→ Supplied records:
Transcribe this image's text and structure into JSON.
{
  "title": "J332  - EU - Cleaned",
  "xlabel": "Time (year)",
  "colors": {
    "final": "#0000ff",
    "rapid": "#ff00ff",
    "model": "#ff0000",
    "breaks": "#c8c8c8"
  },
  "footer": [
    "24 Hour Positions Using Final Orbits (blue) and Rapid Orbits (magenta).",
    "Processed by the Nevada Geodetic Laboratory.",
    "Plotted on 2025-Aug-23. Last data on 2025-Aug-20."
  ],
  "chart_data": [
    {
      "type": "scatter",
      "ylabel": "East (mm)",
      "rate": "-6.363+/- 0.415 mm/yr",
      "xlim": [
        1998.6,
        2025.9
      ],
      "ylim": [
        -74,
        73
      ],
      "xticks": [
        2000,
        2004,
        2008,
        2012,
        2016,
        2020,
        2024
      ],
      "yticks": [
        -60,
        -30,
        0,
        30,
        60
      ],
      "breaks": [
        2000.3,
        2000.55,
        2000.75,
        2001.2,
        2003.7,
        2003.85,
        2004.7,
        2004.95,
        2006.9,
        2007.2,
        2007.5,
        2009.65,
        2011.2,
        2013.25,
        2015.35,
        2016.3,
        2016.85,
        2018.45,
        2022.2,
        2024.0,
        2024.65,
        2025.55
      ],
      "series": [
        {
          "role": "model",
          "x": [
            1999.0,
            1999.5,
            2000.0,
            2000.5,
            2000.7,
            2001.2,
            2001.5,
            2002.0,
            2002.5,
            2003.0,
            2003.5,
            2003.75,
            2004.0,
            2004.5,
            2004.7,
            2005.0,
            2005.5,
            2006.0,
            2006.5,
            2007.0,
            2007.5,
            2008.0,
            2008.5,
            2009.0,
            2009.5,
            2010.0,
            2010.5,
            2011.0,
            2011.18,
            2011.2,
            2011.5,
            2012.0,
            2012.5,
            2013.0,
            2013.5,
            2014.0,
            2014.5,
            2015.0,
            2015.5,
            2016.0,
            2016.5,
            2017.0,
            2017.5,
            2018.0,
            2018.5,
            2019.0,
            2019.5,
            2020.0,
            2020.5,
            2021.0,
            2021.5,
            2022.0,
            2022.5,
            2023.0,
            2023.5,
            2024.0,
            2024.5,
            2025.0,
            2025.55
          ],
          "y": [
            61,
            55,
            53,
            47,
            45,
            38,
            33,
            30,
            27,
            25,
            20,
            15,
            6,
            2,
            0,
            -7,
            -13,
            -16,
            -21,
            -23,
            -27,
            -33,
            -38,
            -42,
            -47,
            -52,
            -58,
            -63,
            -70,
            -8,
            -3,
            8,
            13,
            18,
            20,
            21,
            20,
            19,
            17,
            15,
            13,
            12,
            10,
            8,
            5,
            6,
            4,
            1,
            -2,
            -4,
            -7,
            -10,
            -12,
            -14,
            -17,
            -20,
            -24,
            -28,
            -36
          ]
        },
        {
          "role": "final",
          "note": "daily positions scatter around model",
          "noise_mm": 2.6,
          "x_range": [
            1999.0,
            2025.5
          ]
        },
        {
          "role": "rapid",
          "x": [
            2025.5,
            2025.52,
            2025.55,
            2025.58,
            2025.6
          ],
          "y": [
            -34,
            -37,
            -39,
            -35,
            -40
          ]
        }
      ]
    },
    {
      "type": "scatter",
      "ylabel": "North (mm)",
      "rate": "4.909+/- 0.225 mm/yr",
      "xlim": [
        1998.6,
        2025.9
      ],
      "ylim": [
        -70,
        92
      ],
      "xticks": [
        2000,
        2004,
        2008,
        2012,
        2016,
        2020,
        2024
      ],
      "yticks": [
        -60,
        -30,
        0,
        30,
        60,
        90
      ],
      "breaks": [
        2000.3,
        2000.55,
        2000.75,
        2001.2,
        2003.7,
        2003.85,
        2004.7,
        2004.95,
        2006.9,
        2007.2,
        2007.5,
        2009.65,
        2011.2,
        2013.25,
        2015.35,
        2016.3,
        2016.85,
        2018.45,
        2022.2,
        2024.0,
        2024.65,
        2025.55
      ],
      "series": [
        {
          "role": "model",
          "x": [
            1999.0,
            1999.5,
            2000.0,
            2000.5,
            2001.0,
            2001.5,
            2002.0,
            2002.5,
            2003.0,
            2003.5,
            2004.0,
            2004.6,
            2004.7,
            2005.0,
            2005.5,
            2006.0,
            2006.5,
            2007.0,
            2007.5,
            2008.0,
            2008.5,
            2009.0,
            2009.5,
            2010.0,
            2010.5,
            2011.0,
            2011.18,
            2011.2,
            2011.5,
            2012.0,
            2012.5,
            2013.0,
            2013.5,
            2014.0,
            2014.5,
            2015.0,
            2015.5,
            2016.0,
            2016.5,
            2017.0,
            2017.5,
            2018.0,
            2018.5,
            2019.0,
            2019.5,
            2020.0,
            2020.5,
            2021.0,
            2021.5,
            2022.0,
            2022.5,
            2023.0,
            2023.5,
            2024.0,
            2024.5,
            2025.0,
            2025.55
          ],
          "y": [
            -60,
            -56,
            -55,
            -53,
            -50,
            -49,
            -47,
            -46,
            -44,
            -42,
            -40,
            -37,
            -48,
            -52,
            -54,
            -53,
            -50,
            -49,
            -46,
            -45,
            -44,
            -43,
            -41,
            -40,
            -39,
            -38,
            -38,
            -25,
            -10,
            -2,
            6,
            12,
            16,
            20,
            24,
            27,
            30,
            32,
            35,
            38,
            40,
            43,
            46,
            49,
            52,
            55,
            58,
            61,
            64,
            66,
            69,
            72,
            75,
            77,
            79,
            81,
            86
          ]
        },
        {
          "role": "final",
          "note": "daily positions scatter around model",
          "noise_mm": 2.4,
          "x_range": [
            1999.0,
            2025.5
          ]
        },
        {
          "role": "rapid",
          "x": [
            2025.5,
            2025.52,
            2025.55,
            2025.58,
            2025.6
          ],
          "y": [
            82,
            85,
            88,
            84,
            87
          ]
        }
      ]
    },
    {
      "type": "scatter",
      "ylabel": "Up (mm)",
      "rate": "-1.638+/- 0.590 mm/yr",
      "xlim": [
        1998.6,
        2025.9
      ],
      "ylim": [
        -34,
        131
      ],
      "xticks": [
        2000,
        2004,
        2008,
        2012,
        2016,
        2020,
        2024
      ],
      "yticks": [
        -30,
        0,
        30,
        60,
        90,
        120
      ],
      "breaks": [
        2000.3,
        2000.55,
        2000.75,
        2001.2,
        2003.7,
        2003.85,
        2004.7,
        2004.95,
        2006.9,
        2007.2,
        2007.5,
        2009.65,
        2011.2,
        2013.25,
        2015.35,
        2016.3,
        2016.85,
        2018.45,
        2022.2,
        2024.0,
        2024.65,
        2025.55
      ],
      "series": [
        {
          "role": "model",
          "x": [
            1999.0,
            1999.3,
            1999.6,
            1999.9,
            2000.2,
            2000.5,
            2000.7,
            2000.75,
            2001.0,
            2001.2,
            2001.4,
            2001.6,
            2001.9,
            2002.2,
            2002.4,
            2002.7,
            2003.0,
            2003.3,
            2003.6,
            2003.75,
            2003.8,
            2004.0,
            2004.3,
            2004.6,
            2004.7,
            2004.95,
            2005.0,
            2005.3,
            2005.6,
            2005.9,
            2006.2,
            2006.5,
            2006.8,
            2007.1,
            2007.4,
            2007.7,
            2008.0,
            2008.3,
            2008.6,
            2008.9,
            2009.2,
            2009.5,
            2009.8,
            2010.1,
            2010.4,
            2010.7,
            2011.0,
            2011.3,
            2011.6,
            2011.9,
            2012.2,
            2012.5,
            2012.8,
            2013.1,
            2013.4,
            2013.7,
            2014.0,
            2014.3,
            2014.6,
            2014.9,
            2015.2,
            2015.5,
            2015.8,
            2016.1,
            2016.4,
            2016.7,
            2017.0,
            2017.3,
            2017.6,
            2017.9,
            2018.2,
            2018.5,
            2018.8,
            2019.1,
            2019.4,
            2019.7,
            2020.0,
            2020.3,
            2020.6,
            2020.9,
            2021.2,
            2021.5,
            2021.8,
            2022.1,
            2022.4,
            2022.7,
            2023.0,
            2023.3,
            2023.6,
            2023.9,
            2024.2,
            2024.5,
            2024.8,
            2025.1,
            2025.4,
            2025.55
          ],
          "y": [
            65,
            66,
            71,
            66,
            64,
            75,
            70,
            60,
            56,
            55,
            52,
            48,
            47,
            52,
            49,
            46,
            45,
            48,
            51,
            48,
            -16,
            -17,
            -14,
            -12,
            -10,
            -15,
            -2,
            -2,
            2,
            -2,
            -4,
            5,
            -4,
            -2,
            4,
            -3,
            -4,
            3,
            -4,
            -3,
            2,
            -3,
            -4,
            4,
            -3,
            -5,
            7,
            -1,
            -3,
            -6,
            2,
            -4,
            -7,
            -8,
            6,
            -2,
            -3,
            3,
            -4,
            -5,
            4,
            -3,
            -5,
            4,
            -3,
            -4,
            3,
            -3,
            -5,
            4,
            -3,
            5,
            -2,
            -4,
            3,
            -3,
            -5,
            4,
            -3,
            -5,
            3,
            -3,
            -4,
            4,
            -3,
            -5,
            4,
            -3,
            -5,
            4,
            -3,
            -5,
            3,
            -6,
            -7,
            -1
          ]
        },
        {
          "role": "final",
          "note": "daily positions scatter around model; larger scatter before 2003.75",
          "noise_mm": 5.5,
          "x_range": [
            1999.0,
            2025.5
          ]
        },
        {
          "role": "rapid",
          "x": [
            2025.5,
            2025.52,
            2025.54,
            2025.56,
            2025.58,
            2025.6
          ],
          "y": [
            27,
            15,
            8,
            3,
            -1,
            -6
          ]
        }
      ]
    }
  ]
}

→ Task: Your task is to collect every line above that contains the word "rate".

→ Problem solution:
      "rate": "-6.363+/- 0.415 mm/yr",
      "rate": "4.909+/- 0.225 mm/yr",
      "rate": "-1.638+/- 0.590 mm/yr",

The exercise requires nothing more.